Work to complete: State the number of lines in these records holding "highlighted". Say nothing more.

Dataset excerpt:

========================================================================

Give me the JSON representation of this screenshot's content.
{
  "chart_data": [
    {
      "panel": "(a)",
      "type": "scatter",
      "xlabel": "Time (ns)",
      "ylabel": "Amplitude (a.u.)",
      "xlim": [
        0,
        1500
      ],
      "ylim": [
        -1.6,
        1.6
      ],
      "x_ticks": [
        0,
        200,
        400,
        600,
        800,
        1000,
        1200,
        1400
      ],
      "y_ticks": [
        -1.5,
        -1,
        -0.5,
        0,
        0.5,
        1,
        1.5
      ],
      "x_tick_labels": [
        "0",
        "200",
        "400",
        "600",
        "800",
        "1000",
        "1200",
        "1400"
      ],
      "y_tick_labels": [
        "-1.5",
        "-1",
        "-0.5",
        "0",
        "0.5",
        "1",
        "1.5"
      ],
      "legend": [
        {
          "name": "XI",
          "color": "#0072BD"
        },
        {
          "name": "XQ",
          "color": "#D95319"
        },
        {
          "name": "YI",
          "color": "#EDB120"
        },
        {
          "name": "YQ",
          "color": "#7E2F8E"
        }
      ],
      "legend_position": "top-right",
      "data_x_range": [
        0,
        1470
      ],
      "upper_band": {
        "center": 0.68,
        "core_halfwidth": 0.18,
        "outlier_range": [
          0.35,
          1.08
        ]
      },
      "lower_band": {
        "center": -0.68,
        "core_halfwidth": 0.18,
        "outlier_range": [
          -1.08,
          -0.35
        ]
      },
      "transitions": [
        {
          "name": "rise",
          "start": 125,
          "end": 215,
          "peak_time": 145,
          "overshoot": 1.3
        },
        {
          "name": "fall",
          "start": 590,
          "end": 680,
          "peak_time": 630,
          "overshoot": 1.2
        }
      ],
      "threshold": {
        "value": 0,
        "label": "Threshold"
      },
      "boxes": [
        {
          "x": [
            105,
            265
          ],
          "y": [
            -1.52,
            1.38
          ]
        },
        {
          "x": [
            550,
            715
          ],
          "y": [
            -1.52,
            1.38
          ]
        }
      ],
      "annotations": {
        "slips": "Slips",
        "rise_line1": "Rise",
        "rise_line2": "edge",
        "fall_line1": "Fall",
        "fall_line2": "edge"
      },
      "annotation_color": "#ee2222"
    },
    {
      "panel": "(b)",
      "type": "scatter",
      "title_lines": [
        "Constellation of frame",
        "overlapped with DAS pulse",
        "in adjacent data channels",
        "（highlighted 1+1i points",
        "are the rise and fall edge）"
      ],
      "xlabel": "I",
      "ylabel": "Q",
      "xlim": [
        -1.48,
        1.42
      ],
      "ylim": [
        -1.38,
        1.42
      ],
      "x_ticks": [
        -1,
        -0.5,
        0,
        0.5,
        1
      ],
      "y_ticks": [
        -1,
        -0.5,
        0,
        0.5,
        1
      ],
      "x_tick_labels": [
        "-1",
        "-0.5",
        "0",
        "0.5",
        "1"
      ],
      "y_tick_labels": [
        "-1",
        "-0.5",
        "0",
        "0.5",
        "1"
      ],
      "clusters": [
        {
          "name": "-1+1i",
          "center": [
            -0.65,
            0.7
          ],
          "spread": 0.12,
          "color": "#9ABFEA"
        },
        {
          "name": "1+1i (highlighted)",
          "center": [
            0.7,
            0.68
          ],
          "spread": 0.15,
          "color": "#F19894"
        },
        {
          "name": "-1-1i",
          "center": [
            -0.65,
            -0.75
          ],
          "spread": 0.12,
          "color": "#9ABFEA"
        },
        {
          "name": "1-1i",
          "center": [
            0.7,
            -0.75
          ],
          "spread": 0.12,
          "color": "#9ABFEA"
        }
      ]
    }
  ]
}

========================================================================

Solution to this problem: 2